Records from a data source
● ● ● ● ● ● ●

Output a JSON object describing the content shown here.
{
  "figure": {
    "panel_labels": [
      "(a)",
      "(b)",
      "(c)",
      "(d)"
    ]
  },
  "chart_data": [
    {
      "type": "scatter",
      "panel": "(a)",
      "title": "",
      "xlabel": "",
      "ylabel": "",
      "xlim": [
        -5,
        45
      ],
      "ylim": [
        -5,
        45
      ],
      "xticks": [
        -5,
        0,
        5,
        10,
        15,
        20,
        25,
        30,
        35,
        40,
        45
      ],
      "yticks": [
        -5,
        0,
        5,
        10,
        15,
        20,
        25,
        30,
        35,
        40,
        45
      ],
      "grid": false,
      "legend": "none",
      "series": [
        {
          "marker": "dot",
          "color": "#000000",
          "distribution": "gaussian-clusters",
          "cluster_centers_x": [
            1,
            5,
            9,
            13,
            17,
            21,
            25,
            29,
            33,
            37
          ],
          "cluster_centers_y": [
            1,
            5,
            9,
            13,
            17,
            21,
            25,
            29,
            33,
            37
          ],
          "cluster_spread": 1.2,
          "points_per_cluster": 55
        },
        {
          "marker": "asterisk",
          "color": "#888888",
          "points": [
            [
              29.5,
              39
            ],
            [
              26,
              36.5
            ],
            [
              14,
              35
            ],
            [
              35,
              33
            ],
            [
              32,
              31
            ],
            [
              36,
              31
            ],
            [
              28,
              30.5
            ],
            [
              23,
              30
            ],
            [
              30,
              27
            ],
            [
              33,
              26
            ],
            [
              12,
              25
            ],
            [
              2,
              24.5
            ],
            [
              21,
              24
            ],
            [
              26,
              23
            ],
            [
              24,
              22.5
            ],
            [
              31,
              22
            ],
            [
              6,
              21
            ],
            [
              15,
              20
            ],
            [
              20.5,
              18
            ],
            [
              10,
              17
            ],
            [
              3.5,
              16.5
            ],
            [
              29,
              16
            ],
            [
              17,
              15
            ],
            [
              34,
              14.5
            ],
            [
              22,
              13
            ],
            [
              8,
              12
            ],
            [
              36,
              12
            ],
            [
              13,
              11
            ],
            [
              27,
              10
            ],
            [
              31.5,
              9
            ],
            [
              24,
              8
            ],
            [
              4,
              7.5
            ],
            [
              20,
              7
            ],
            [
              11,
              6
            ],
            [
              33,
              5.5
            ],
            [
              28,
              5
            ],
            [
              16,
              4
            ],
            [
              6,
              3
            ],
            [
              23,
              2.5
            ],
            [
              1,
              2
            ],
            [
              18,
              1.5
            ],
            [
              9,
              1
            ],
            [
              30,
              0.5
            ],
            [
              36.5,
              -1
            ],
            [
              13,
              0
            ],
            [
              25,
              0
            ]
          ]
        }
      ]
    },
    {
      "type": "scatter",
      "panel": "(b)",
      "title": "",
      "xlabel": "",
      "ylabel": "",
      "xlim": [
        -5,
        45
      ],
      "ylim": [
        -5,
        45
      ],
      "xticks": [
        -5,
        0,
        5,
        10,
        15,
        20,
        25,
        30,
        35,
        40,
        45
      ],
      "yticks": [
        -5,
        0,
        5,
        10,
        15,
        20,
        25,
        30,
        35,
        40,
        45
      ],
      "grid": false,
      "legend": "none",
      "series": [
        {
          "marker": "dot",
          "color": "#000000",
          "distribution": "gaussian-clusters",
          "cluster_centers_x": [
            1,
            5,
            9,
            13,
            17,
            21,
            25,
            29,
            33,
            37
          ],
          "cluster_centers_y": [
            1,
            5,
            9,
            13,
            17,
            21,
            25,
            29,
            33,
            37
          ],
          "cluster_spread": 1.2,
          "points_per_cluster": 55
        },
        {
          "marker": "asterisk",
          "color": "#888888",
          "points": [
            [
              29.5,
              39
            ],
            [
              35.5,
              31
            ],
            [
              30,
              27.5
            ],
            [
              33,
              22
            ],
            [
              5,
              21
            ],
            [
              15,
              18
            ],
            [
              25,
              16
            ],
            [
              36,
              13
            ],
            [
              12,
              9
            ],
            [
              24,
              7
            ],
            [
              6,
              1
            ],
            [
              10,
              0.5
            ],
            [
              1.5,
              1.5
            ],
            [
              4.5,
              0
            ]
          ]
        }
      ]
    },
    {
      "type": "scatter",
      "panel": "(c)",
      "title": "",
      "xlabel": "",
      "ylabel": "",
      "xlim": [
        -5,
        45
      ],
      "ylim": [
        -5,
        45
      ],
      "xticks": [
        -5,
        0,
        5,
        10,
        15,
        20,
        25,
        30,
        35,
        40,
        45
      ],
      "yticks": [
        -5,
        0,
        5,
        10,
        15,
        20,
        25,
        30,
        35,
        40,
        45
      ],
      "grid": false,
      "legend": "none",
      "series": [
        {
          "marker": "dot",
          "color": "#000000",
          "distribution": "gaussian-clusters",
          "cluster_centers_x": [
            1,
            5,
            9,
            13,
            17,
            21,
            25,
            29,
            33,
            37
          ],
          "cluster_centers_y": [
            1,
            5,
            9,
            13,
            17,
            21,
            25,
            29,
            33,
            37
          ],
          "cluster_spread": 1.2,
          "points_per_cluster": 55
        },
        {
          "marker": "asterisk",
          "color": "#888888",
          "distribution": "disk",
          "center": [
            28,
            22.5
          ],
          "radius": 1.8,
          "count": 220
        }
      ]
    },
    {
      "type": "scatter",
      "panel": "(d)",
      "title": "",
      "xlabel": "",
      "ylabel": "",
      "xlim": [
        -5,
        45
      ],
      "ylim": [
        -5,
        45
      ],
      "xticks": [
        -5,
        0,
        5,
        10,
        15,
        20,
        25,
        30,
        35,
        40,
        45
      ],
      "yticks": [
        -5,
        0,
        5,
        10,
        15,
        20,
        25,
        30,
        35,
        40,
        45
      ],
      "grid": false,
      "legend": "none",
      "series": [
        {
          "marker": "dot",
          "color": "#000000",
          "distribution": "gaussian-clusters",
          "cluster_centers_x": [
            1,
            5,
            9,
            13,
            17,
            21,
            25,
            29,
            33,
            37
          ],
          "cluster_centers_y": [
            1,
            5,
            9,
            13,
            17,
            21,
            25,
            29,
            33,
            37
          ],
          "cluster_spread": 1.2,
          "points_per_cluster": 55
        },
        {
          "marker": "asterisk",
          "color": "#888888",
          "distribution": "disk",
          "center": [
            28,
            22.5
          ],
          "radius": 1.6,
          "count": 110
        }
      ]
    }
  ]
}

● ● ● ● ● ● ●

Return every entry exactly as given.

The answer –
Output a JSON object describing the content shown here.
{
  "figure": {
    "panel_labels": [
      "(a)",
      "(b)",
      "(c)",
      "(d)"
    ]
  },
  "chart_data": [
    {
      "type": "scatter",
      "panel": "(a)",
      "title": "",
      "xlabel": "",
      "ylabel": "",
      "xlim": [
        -5,
        45
      ],
      "ylim": [
        -5,
        45
      ],
      "xticks": [
        -5,
        0,
        5,
        10,
        15,
        20,
        25,
        30,
        35,
        40,
        45
      ],
      "yticks": [
        -5,
        0,
        5,
        10,
        15,
        20,
        25,
        30,
        35,
        40,
        45
      ],
      "grid": false,
      "legend": "none",
      "series": [
        {
          "marker": "dot",
          "color": "#000000",
          "distribution": "gaussian-clusters",
          "cluster_centers_x": [
            1,
            5,
            9,
            13,
            17,
            21,
            25,
            29,
            33,
            37
          ],
          "cluster_centers_y": [
            1,
            5,
            9,
            13,
            17,
            21,
            25,
            29,
            33,
            37
          ],
          "cluster_spread": 1.2,
          "points_per_cluster": 55
        },
        {
          "marker": "asterisk",
          "color": "#888888",
          "points": [
            [
              29.5,
              39
            ],
            [
              26,
              36.5
            ],
            [
              14,
              35
            ],
            [
              35,
              33
            ],
            [
              32,
              31
            ],
            [
              36,
              31
            ],
            [
              28,
              30.5
            ],
            [
              23,
              30
            ],
            [
              30,
              27
            ],
            [
              33,
              26
            ],
            [
              12,
              25
            ],
            [
              2,
              24.5
            ],
            [
              21,
              24
            ],
            [
              26,
              23
            ],
            [
              24,
              22.5
            ],
            [
              31,
              22
            ],
            [
              6,
              21
            ],
            [
              15,
              20
            ],
            [
              20.5,
              18
            ],
            [
              10,
              17
            ],
            [
              3.5,
              16.5
            ],
            [
              29,
              16
            ],
            [
              17,
              15
            ],
            [
              34,
              14.5
            ],
            [
              22,
              13
            ],
            [
              8,
              12
            ],
            [
              36,
              12
            ],
            [
              13,
              11
            ],
            [
              27,
              10
            ],
            [
              31.5,
              9
            ],
            [
              24,
              8
            ],
            [
              4,
              7.5
            ],
            [
              20,
              7
            ],
            [
              11,
              6
            ],
            [
              33,
              5.5
            ],
            [
              28,
              5
            ],
            [
              16,
              4
            ],
            [
              6,
              3
            ],
            [
              23,
              2.5
            ],
            [
              1,
              2
            ],
            [
              18,
              1.5
            ],
            [
              9,
              1
            ],
            [
              30,
              0.5
            ],
            [
              36.5,
              -1
            ],
            [
              13,
              0
            ],
            [
              25,
              0
            ]
          ]
        }
      ]
    },
    {
      "type": "scatter",
      "panel": "(b)",
      "title": "",
      "xlabel": "",
      "ylabel": "",
      "xlim": [
        -5,
        45
      ],
      "ylim": [
        -5,
        45
      ],
      "xticks": [
        -5,
        0,
        5,
        10,
        15,
        20,
        25,
        30,
        35,
        40,
        45
      ],
      "yticks": [
        -5,
        0,
        5,
        10,
        15,
        20,
        25,
        30,
        35,
        40,
        45
      ],
      "grid": false,
      "legend": "none",
      "series": [
        {
          "marker": "dot",
          "color": "#000000",
          "distribution": "gaussian-clusters",
          "cluster_centers_x": [
            1,
            5,
            9,
            13,
            17,
            21,
            25,
            29,
            33,
            37
          ],
          "cluster_centers_y": [
            1,
            5,
            9,
            13,
            17,
            21,
            25,
            29,
            33,
            37
          ],
          "cluster_spread": 1.2,
          "points_per_cluster": 55
        },
        {
          "marker": "asterisk",
          "color": "#888888",
          "points": [
            [
              29.5,
              39
            ],
            [
              35.5,
              31
            ],
            [
              30,
              27.5
            ],
            [
              33,
              22
            ],
            [
              5,
              21
            ],
            [
              15,
              18
            ],
            [
              25,
              16
            ],
            [
              36,
              13
            ],
            [
              12,
              9
            ],
            [
              24,
              7
            ],
            [
              6,
              1
            ],
            [
              10,
              0.5
            ],
            [
              1.5,
              1.5
            ],
            [
              4.5,
              0
            ]
          ]
        }
      ]
    },
    {
      "type": "scatter",
      "panel": "(c)",
      "title": "",
      "xlabel": "",
      "ylabel": "",
      "xlim": [
        -5,
        45
      ],
      "ylim": [
        -5,
        45
      ],
      "xticks": [
        -5,
        0,
        5,
        10,
        15,
        20,
        25,
        30,
        35,
        40,
        45
      ],
      "yticks": [
        -5,
        0,
        5,
        10,
        15,
        20,
        25,
        30,
        35,
        40,
        45
      ],
      "grid": false,
      "legend": "none",
      "series": [
        {
          "marker": "dot",
          "color": "#000000",
          "distribution": "gaussian-clusters",
          "cluster_centers_x": [
            1,
            5,
            9,
            13,
            17,
            21,
            25,
            29,
            33,
            37
          ],
          "cluster_centers_y": [
            1,
            5,
            9,
            13,
            17,
            21,
            25,
            29,
            33,
            37
          ],
          "cluster_spread": 1.2,
          "points_per_cluster": 55
        },
        {
          "marker": "asterisk",
          "color": "#888888",
          "distribution": "disk",
          "center": [
            28,
            22.5
          ],
          "radius": 1.8,
          "count": 220
        }
      ]
    },
    {
      "type": "scatter",
      "panel": "(d)",
      "title": "",
      "xlabel": "",
      "ylabel": "",
      "xlim": [
        -5,
        45
      ],
      "ylim": [
        -5,
        45
      ],
      "xticks": [
        -5,
        0,
        5,
        10,
        15,
        20,
        25,
        30,
        35,
        40,
        45
      ],
      "yticks": [
        -5,
        0,
        5,
        10,
        15,
        20,
        25,
        30,
        35,
        40,
        45
      ],
      "grid": false,
      "legend": "none",
      "series": [
        {
          "marker": "dot",
          "color": "#000000",
          "distribution": "gaussian-clusters",
          "cluster_centers_x": [
            1,
            5,
            9,
            13,
            17,
            21,
            25,
            29,
            33,
            37
          ],
          "cluster_centers_y": [
            1,
            5,
            9,
            13,
            17,
            21,
            25,
            29,
            33,
            37
          ],
          "cluster_spread": 1.2,
          "points_per_cluster": 55
        },
        {
          "marker": "asterisk",
          "color": "#888888",
          "distribution": "disk",
          "center": [
            28,
            22.5
          ],
          "radius": 1.6,
          "count": 110
        }
      ]
    }
  ]
}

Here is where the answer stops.